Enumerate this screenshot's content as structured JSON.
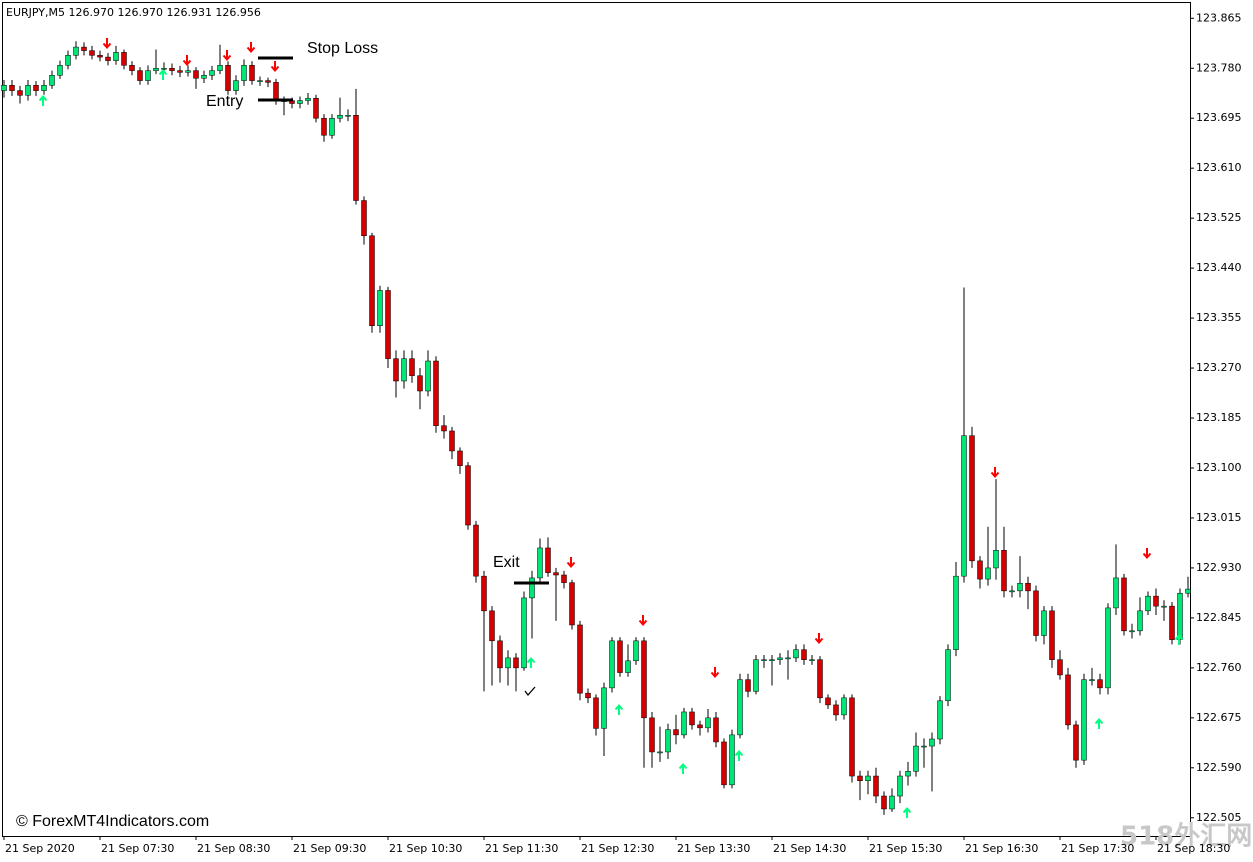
{
  "chart_data": {
    "type": "candlestick",
    "header": "EURJPY,M5  126.970 126.970 126.931 126.956",
    "annotations": [
      "Stop Loss",
      "Entry",
      "Exit"
    ],
    "copyright": "© ForexMT4Indicators.com",
    "watermark": "518外汇网",
    "up_color": "#00e676",
    "down_color": "#d50000",
    "wick_color": "#000000",
    "ylim": [
      122.474,
      123.891
    ],
    "yticks": [
      123.865,
      {
        "value": 123.78,
        "label": "123.780"
      },
      123.695,
      {
        "value": 123.61,
        "label": "123.610"
      },
      123.525,
      {
        "value": 123.44,
        "label": "123.440"
      },
      123.355,
      {
        "value": 123.27,
        "label": "123.270"
      },
      123.185,
      {
        "value": 123.1,
        "label": "123.100"
      },
      123.015,
      {
        "value": 122.93,
        "label": "122.930"
      },
      122.845,
      {
        "value": 122.76,
        "label": "122.760"
      },
      122.675,
      {
        "value": 122.59,
        "label": "122.590"
      },
      122.505
    ],
    "categories": [
      "21 Sep 2020",
      null,
      null,
      null,
      null,
      null,
      null,
      null,
      null,
      null,
      null,
      null,
      "21 Sep 07:30",
      null,
      null,
      null,
      null,
      null,
      null,
      null,
      null,
      null,
      null,
      null,
      "21 Sep 08:30",
      null,
      null,
      null,
      null,
      null,
      null,
      null,
      null,
      null,
      null,
      null,
      "21 Sep 09:30",
      null,
      null,
      null,
      null,
      null,
      null,
      null,
      null,
      null,
      null,
      null,
      "21 Sep 10:30",
      null,
      null,
      null,
      null,
      null,
      null,
      null,
      null,
      null,
      null,
      null,
      "21 Sep 11:30",
      null,
      null,
      null,
      null,
      null,
      null,
      null,
      null,
      null,
      null,
      null,
      "21 Sep 12:30",
      null,
      null,
      null,
      null,
      null,
      null,
      null,
      null,
      null,
      null,
      null,
      "21 Sep 13:30",
      null,
      null,
      null,
      null,
      null,
      null,
      null,
      null,
      null,
      null,
      null,
      "21 Sep 14:30",
      null,
      null,
      null,
      null,
      null,
      null,
      null,
      null,
      null,
      null,
      null,
      "21 Sep 15:30",
      null,
      null,
      null,
      null,
      null,
      null,
      null,
      null,
      null,
      null,
      null,
      "21 Sep 16:30",
      null,
      null,
      null,
      null,
      null,
      null,
      null,
      null,
      null,
      null,
      null,
      "21 Sep 17:30",
      null,
      null,
      null,
      null,
      null,
      null,
      null,
      null,
      null,
      null,
      null,
      "21 Sep 18:30",
      null,
      null,
      null,
      null
    ],
    "open": [
      123.742,
      123.751,
      123.742,
      123.734,
      123.751,
      123.742,
      123.751,
      123.768,
      123.785,
      123.802,
      123.816,
      123.81,
      123.802,
      123.799,
      123.793,
      123.807,
      123.785,
      123.776,
      123.759,
      123.776,
      123.78,
      123.78,
      123.776,
      123.773,
      123.776,
      123.763,
      123.768,
      123.776,
      123.785,
      123.742,
      123.759,
      123.785,
      123.759,
      123.759,
      123.756,
      123.725,
      123.725,
      123.72,
      123.725,
      123.729,
      123.695,
      123.666,
      123.695,
      123.7,
      123.7,
      123.555,
      123.495,
      123.342,
      123.402,
      123.286,
      123.248,
      123.286,
      123.257,
      123.231,
      123.282,
      123.172,
      123.163,
      123.129,
      123.104,
      123.003,
      122.916,
      122.857,
      122.806,
      122.76,
      122.777,
      122.76,
      122.879,
      122.913,
      122.964,
      122.922,
      122.918,
      122.905,
      122.833,
      122.717,
      122.709,
      122.657,
      122.726,
      122.806,
      122.752,
      122.772,
      122.806,
      122.675,
      122.617,
      122.617,
      122.655,
      122.646,
      122.685,
      122.663,
      122.658,
      122.675,
      122.634,
      122.561,
      122.646,
      122.74,
      122.72,
      122.774,
      122.774,
      122.774,
      122.777,
      122.777,
      122.791,
      122.774,
      122.774,
      122.709,
      122.697,
      122.68,
      122.709,
      122.576,
      122.568,
      122.576,
      122.542,
      122.52,
      122.542,
      122.576,
      122.584,
      122.627,
      122.627,
      122.639,
      122.704,
      122.791,
      122.916,
      123.155,
      122.942,
      122.911,
      122.93,
      122.96,
      122.891,
      122.891,
      122.904,
      122.891,
      122.815,
      122.857,
      122.774,
      122.748,
      122.663,
      122.603,
      122.74,
      122.74,
      122.726,
      122.862,
      122.913,
      122.823,
      122.823,
      122.857,
      122.882,
      122.865,
      122.865,
      122.808,
      122.887
    ],
    "high": [
      123.76,
      123.76,
      123.75,
      123.76,
      123.758,
      123.76,
      123.776,
      123.793,
      123.81,
      123.826,
      123.824,
      123.818,
      123.81,
      123.806,
      123.818,
      123.812,
      123.792,
      123.782,
      123.785,
      123.812,
      123.79,
      123.788,
      123.784,
      123.785,
      123.782,
      123.776,
      123.784,
      123.82,
      123.792,
      123.768,
      123.795,
      123.792,
      123.766,
      123.764,
      123.762,
      123.732,
      123.73,
      123.732,
      123.738,
      123.735,
      123.702,
      123.702,
      123.73,
      123.71,
      123.745,
      123.562,
      123.5,
      123.41,
      123.408,
      123.3,
      123.3,
      123.3,
      123.27,
      123.3,
      123.29,
      123.19,
      123.17,
      123.135,
      123.11,
      123.01,
      122.925,
      122.865,
      122.815,
      122.79,
      122.785,
      122.89,
      122.925,
      122.98,
      122.982,
      122.93,
      122.925,
      122.91,
      122.84,
      122.725,
      122.715,
      122.735,
      122.812,
      122.812,
      122.8,
      122.812,
      122.812,
      122.685,
      122.66,
      122.665,
      122.68,
      122.692,
      122.692,
      122.67,
      122.69,
      122.685,
      122.64,
      122.655,
      122.75,
      122.75,
      122.782,
      122.782,
      122.782,
      122.785,
      122.79,
      122.8,
      122.8,
      122.782,
      122.78,
      122.715,
      122.705,
      122.715,
      122.715,
      122.585,
      122.585,
      122.59,
      122.55,
      122.555,
      122.585,
      122.6,
      122.65,
      122.64,
      122.65,
      122.712,
      122.8,
      122.94,
      123.407,
      123.17,
      122.95,
      123.0,
      123.081,
      123.0,
      122.9,
      122.95,
      122.915,
      122.9,
      122.865,
      122.865,
      122.79,
      122.76,
      122.67,
      122.75,
      122.76,
      122.75,
      122.87,
      122.97,
      122.92,
      122.835,
      122.88,
      122.89,
      122.895,
      122.875,
      122.872,
      122.895,
      122.915
    ],
    "low": [
      123.73,
      123.733,
      123.72,
      123.725,
      123.733,
      123.735,
      123.745,
      123.762,
      123.778,
      123.795,
      123.802,
      123.795,
      123.792,
      123.785,
      123.786,
      123.778,
      123.768,
      123.752,
      123.752,
      123.77,
      123.772,
      123.768,
      123.765,
      123.766,
      123.745,
      123.755,
      123.76,
      123.77,
      123.735,
      123.735,
      123.75,
      123.752,
      123.75,
      123.748,
      123.718,
      123.7,
      123.712,
      123.712,
      123.718,
      123.688,
      123.655,
      123.66,
      123.688,
      123.69,
      123.548,
      123.48,
      123.33,
      123.33,
      123.27,
      123.22,
      123.235,
      123.245,
      123.2,
      123.222,
      123.16,
      123.15,
      123.115,
      123.09,
      122.995,
      122.905,
      122.72,
      122.73,
      122.735,
      122.73,
      122.72,
      122.755,
      122.81,
      122.905,
      122.915,
      122.84,
      122.895,
      122.825,
      122.705,
      122.7,
      122.645,
      122.61,
      122.718,
      122.745,
      122.745,
      122.765,
      122.59,
      122.59,
      122.6,
      122.605,
      122.63,
      122.64,
      122.655,
      122.645,
      122.65,
      122.625,
      122.555,
      122.555,
      122.64,
      122.71,
      122.715,
      122.76,
      122.73,
      122.765,
      122.74,
      122.77,
      122.765,
      122.765,
      122.7,
      122.69,
      122.67,
      122.672,
      122.565,
      122.535,
      122.545,
      122.53,
      122.51,
      122.515,
      122.53,
      122.56,
      122.575,
      122.59,
      122.55,
      122.63,
      122.695,
      122.78,
      122.905,
      122.93,
      122.895,
      122.9,
      122.91,
      122.88,
      122.88,
      122.88,
      122.86,
      122.805,
      122.8,
      122.76,
      122.74,
      122.655,
      122.59,
      122.595,
      122.73,
      122.715,
      122.715,
      122.85,
      122.815,
      122.81,
      122.815,
      122.85,
      122.85,
      122.84,
      122.8,
      122.8,
      122.88
    ],
    "close": [
      123.751,
      123.742,
      123.734,
      123.751,
      123.742,
      123.751,
      123.768,
      123.785,
      123.802,
      123.816,
      123.81,
      123.802,
      123.799,
      123.793,
      123.807,
      123.785,
      123.776,
      123.759,
      123.776,
      123.78,
      123.78,
      123.776,
      123.773,
      123.776,
      123.763,
      123.768,
      123.776,
      123.785,
      123.742,
      123.759,
      123.785,
      123.759,
      123.759,
      123.756,
      123.725,
      123.725,
      123.72,
      123.725,
      123.729,
      123.695,
      123.666,
      123.695,
      123.7,
      123.7,
      123.555,
      123.495,
      123.342,
      123.402,
      123.286,
      123.248,
      123.286,
      123.257,
      123.231,
      123.282,
      123.172,
      123.163,
      123.129,
      123.104,
      123.003,
      122.916,
      122.857,
      122.806,
      122.76,
      122.777,
      122.76,
      122.879,
      122.913,
      122.964,
      122.922,
      122.918,
      122.905,
      122.833,
      122.717,
      122.709,
      122.657,
      122.726,
      122.806,
      122.752,
      122.772,
      122.806,
      122.675,
      122.617,
      122.617,
      122.655,
      122.646,
      122.685,
      122.663,
      122.658,
      122.675,
      122.634,
      122.561,
      122.646,
      122.74,
      122.72,
      122.774,
      122.774,
      122.774,
      122.777,
      122.777,
      122.791,
      122.774,
      122.774,
      122.709,
      122.697,
      122.68,
      122.709,
      122.576,
      122.568,
      122.576,
      122.542,
      122.52,
      122.542,
      122.576,
      122.584,
      122.627,
      122.627,
      122.639,
      122.704,
      122.791,
      122.916,
      123.155,
      122.942,
      122.911,
      122.93,
      122.96,
      122.891,
      122.891,
      122.904,
      122.891,
      122.815,
      122.857,
      122.774,
      122.748,
      122.663,
      122.603,
      122.74,
      122.74,
      122.726,
      122.862,
      122.913,
      122.823,
      122.823,
      122.857,
      122.882,
      122.865,
      122.865,
      122.808,
      122.887,
      122.894
    ]
  }
}
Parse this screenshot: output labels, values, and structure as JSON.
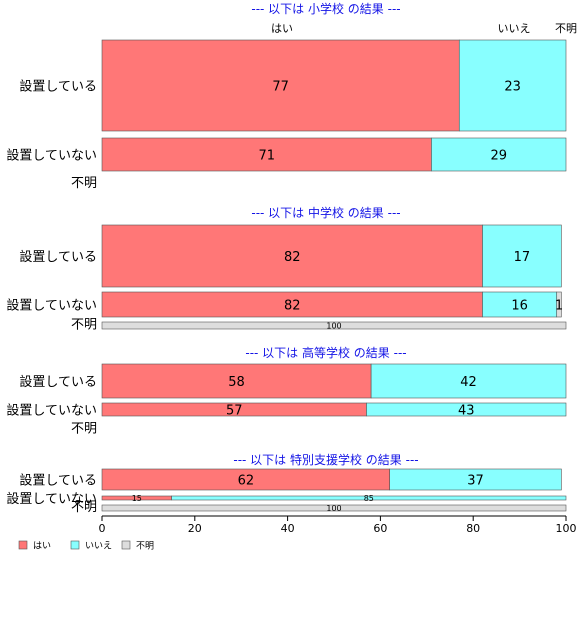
{
  "colors": {
    "はい": "#ff7777",
    "いいえ": "#88ffff",
    "不明": "#dddddd",
    "section_title": "#1414e6",
    "bar_border": "#555555"
  },
  "category_headers": [
    "はい",
    "いいえ",
    "不明"
  ],
  "chart_data": {
    "type": "bar",
    "orientation": "horizontal",
    "stacked": true,
    "percent": true,
    "xlim": [
      0,
      100
    ],
    "xticks": [
      "0",
      "20",
      "40",
      "60",
      "80",
      "100"
    ],
    "legend": {
      "position": "bottom-left",
      "entries": [
        "はい",
        "いいえ",
        "不明"
      ]
    },
    "panels": [
      {
        "title": "--- 以下は 小学校 の結果 ---",
        "rows": [
          {
            "label": "設置している",
            "values": [
              77,
              23,
              0
            ]
          },
          {
            "label": "設置していない",
            "values": [
              71,
              29,
              0
            ]
          },
          {
            "label": "不明",
            "values": []
          }
        ]
      },
      {
        "title": "--- 以下は 中学校 の結果 ---",
        "rows": [
          {
            "label": "設置している",
            "values": [
              82,
              17,
              0
            ]
          },
          {
            "label": "設置していない",
            "values": [
              82,
              16,
              1
            ]
          },
          {
            "label": "不明",
            "values": [
              0,
              0,
              100
            ]
          }
        ]
      },
      {
        "title": "--- 以下は 高等学校 の結果 ---",
        "rows": [
          {
            "label": "設置している",
            "values": [
              58,
              42,
              0
            ]
          },
          {
            "label": "設置していない",
            "values": [
              57,
              43,
              0
            ]
          },
          {
            "label": "不明",
            "values": []
          }
        ]
      },
      {
        "title": "--- 以下は 特別支援学校 の結果 ---",
        "rows": [
          {
            "label": "設置している",
            "values": [
              62,
              37,
              0
            ]
          },
          {
            "label": "設置していない",
            "values": [
              15,
              85,
              0
            ]
          },
          {
            "label": "不明",
            "values": [
              0,
              0,
              100
            ]
          }
        ]
      }
    ]
  }
}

::::

§ **The exercise**
Copy all lines from the listing that contain "this".

§ **Solution**
Enumerate this screenshot's content as structured JSON.
Parse this screenshot: output labels, values, and structure as JSON.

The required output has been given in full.